Problem description: Look through the material below, count the lines containing the word "circle", and state only the count.

[Data records]
* * * * * * *
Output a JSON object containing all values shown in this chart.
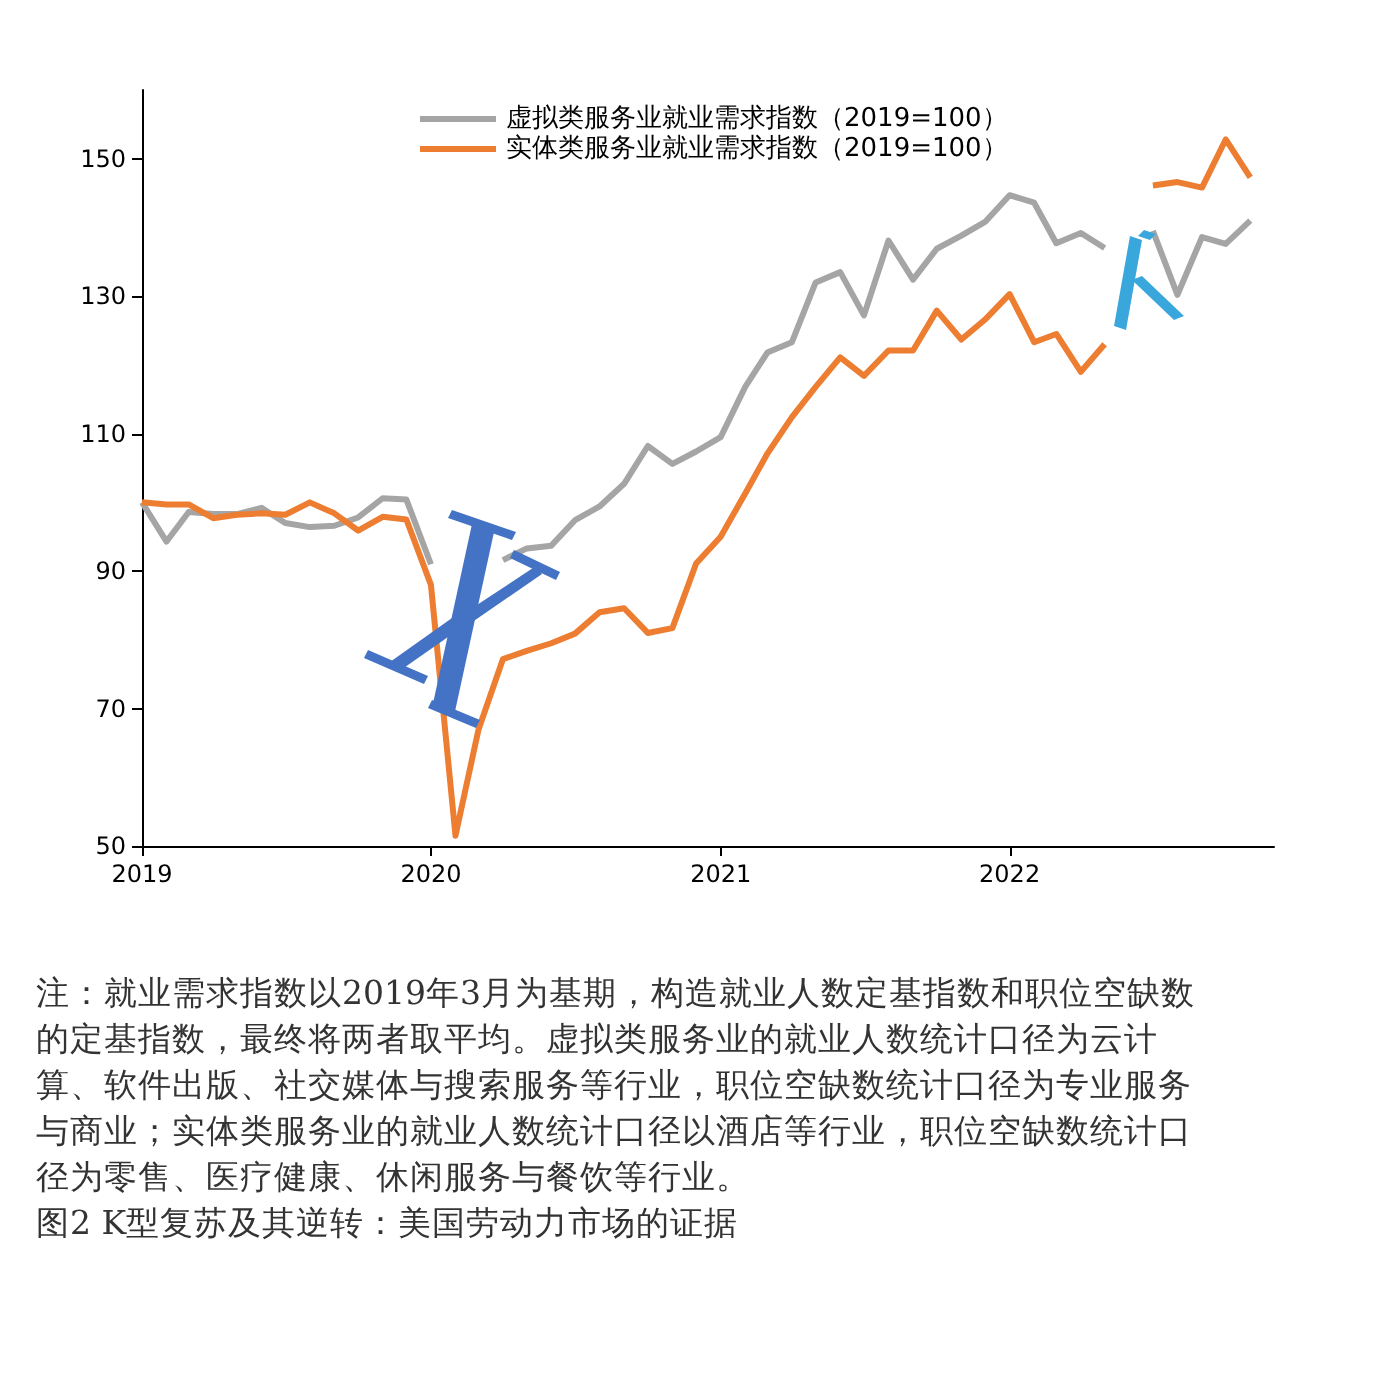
{
  "chart_data": {
    "type": "line",
    "title": "图2  K型复苏及其逆转：美国劳动力市场的证据",
    "annotations": [
      "注：就业需求指数以2019年3月为基期，构造就业人数定基指数和职位空缺数的定基指数，最终将两者取平均。虚拟类服务业的就业人数统计口径为云计算、软件出版、社交媒体与搜索服务等行业，职位空缺数统计口径为专业服务与商业；实体类服务业的就业人数统计口径以酒店等行业，职位空缺数统计口径为零售、医疗健康、休闲服务与餐饮等行业。"
    ],
    "x": [
      "2019-01",
      "2019-02",
      "2019-03",
      "2019-04",
      "2019-05",
      "2019-06",
      "2019-07",
      "2019-08",
      "2019-09",
      "2019-10",
      "2019-11",
      "2019-12",
      "2020-01",
      "2020-02",
      "2020-03",
      "2020-04",
      "2020-05",
      "2020-06",
      "2020-07",
      "2020-08",
      "2020-09",
      "2020-10",
      "2020-11",
      "2020-12",
      "2021-01",
      "2021-02",
      "2021-03",
      "2021-04",
      "2021-05",
      "2021-06",
      "2021-07",
      "2021-08",
      "2021-09",
      "2021-10",
      "2021-11",
      "2021-12",
      "2022-01",
      "2022-02",
      "2022-03",
      "2022-04",
      "2022-05",
      "2022-06",
      "2022-07",
      "2022-08",
      "2022-09",
      "2022-10",
      "2022-11"
    ],
    "series": [
      {
        "name": "虚拟类服务业就业需求指数（2019=100）",
        "color": "#a5a5a5",
        "values": [
          100,
          94.3,
          98.6,
          98.3,
          98.3,
          99.2,
          97,
          96.4,
          96.6,
          97.8,
          100.6,
          100.4,
          91,
          null,
          null,
          91.6,
          93.3,
          93.7,
          97.4,
          99.4,
          102.7,
          108.2,
          105.6,
          107.4,
          109.5,
          116.8,
          121.8,
          123.3,
          132,
          133.5,
          127.2,
          138.1,
          132.4,
          136.9,
          138.8,
          140.8,
          144.7,
          143.6,
          137.7,
          139.2,
          137,
          null,
          139.5,
          130.2,
          138.6,
          137.6,
          141
        ]
      },
      {
        "name": "实体类服务业就业需求指数（2019=100）",
        "color": "#ed7d31",
        "values": [
          100,
          99.7,
          99.7,
          97.7,
          98.2,
          98.4,
          98.2,
          100,
          98.4,
          95.9,
          97.9,
          97.5,
          88,
          51.5,
          66.9,
          77.2,
          78.4,
          79.5,
          80.9,
          84,
          84.6,
          81,
          81.7,
          91.1,
          95,
          101.3,
          107.1,
          112.4,
          116.8,
          121.1,
          118.4,
          122.1,
          122.1,
          127.9,
          123.7,
          126.6,
          130.3,
          123.3,
          124.5,
          119,
          123,
          null,
          146.1,
          146.6,
          145.8,
          152.8,
          147.3
        ]
      }
    ],
    "xlim": [
      "2019-01",
      "2022-12"
    ],
    "xticks": [
      "2019",
      "2020",
      "2021",
      "2022"
    ],
    "ylim": [
      50,
      160
    ],
    "yticks": [
      50,
      70,
      90,
      110,
      130,
      150
    ],
    "grid": false,
    "legend": "top",
    "marker": "none",
    "line_style": "solid"
  }
}
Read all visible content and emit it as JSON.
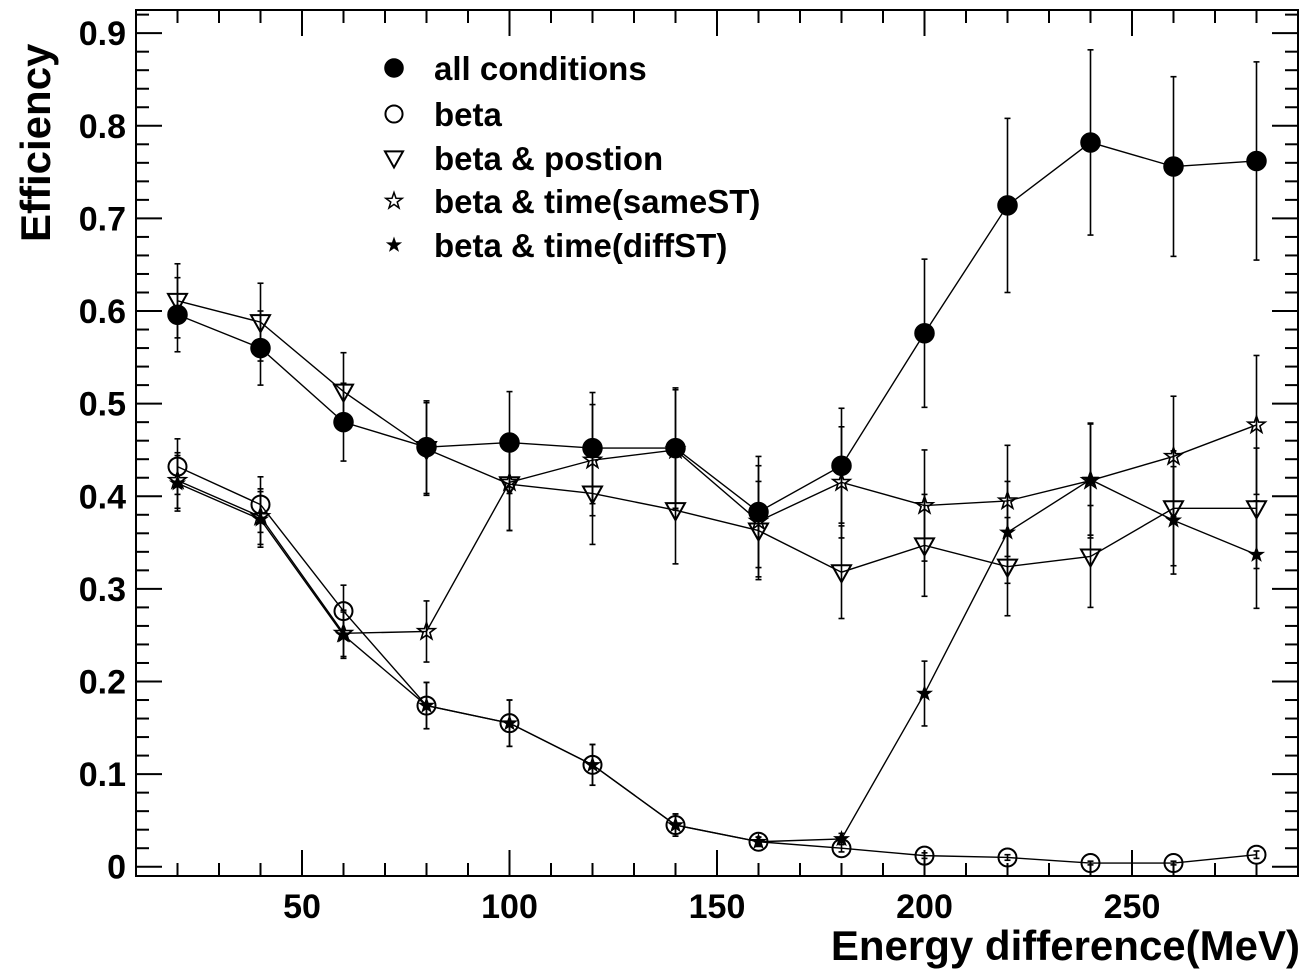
{
  "chart_data": {
    "type": "scatter",
    "title": "",
    "xlabel": "Energy difference(MeV)",
    "ylabel": "Efficiency",
    "xlim": [
      10,
      290
    ],
    "ylim": [
      -0.01,
      0.925
    ],
    "xticks": [
      50,
      100,
      150,
      200,
      250
    ],
    "xtick_labels": [
      "50",
      "100",
      "150",
      "200",
      "250"
    ],
    "yticks": [
      0,
      0.1,
      0.2,
      0.3,
      0.4,
      0.5,
      0.6,
      0.7,
      0.8,
      0.9
    ],
    "ytick_labels": [
      "0",
      "0.1",
      "0.2",
      "0.3",
      "0.4",
      "0.5",
      "0.6",
      "0.7",
      "0.8",
      "0.9"
    ],
    "grid": false,
    "legend_position": "top-center",
    "x": [
      20,
      40,
      60,
      80,
      100,
      120,
      140,
      160,
      180,
      200,
      220,
      240,
      260,
      280
    ],
    "series": [
      {
        "name": "all conditions",
        "marker": "filled-circle",
        "values": [
          0.596,
          0.56,
          0.48,
          0.453,
          0.458,
          0.452,
          0.452,
          0.383,
          0.433,
          0.576,
          0.714,
          0.782,
          0.756,
          0.762
        ],
        "errors": [
          0.04,
          0.04,
          0.042,
          0.05,
          0.055,
          0.06,
          0.065,
          0.06,
          0.062,
          0.08,
          0.094,
          0.1,
          0.097,
          0.107
        ]
      },
      {
        "name": "beta",
        "marker": "open-circle",
        "values": [
          0.432,
          0.391,
          0.276,
          0.174,
          0.155,
          0.11,
          0.045,
          0.027,
          0.02,
          0.012,
          0.01,
          0.004,
          0.004,
          0.013
        ],
        "errors": [
          0.03,
          0.03,
          0.028,
          0.025,
          0.025,
          0.022,
          0.012,
          0.005,
          0.004,
          0.003,
          0.003,
          0.002,
          0.002,
          0.004
        ]
      },
      {
        "name": "beta & postion",
        "marker": "open-triangle-down",
        "values": [
          0.611,
          0.588,
          0.513,
          0.451,
          0.413,
          0.403,
          0.385,
          0.363,
          0.318,
          0.347,
          0.324,
          0.335,
          0.387,
          0.387
        ],
        "errors": [
          0.04,
          0.042,
          0.042,
          0.05,
          0.05,
          0.055,
          0.058,
          0.053,
          0.05,
          0.055,
          0.053,
          0.055,
          0.062,
          0.065
        ]
      },
      {
        "name": "beta & time(sameST)",
        "marker": "open-star",
        "values": [
          0.417,
          0.378,
          0.252,
          0.254,
          0.415,
          0.439,
          0.45,
          0.373,
          0.415,
          0.39,
          0.395,
          0.417,
          0.443,
          0.477
        ],
        "errors": [
          0.03,
          0.03,
          0.025,
          0.033,
          0.052,
          0.06,
          0.065,
          0.06,
          0.06,
          0.06,
          0.06,
          0.062,
          0.065,
          0.075
        ]
      },
      {
        "name": "beta & time(diffST)",
        "marker": "filled-star",
        "values": [
          0.414,
          0.375,
          0.25,
          0.174,
          0.155,
          0.11,
          0.045,
          0.027,
          0.03,
          0.187,
          0.361,
          0.418,
          0.374,
          0.337
        ],
        "errors": [
          0.03,
          0.03,
          0.025,
          0.025,
          0.025,
          0.022,
          0.012,
          0.005,
          0.006,
          0.035,
          0.055,
          0.06,
          0.058,
          0.058
        ]
      }
    ]
  }
}
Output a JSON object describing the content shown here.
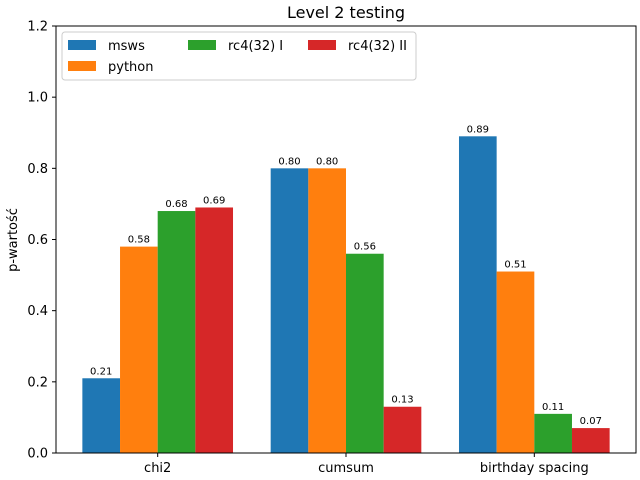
{
  "chart_data": {
    "type": "bar",
    "title": "Level 2 testing",
    "xlabel": "",
    "ylabel": "p-wartość",
    "categories": [
      "chi2",
      "cumsum",
      "birthday spacing"
    ],
    "series": [
      {
        "name": "msws",
        "values": [
          0.21,
          0.8,
          0.89
        ],
        "labels": [
          "0.21",
          "0.80",
          "0.89"
        ],
        "color": "#1f77b4"
      },
      {
        "name": "python",
        "values": [
          0.58,
          0.8,
          0.51
        ],
        "labels": [
          "0.58",
          "0.80",
          "0.51"
        ],
        "color": "#ff7f0e"
      },
      {
        "name": "rc4(32) I",
        "values": [
          0.68,
          0.56,
          0.11
        ],
        "labels": [
          "0.68",
          "0.56",
          "0.11"
        ],
        "color": "#2ca02c"
      },
      {
        "name": "rc4(32) II",
        "values": [
          0.69,
          0.13,
          0.07
        ],
        "labels": [
          "0.69",
          "0.13",
          "0.07"
        ],
        "color": "#d62728"
      }
    ],
    "ylim": [
      0,
      1.2
    ],
    "yticks": [
      "0.0",
      "0.2",
      "0.4",
      "0.6",
      "0.8",
      "1.0",
      "1.2"
    ],
    "grid": false,
    "legend": {
      "placement": "upper-left",
      "columns": 3
    }
  }
}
* * * * * * *
Completed task: 2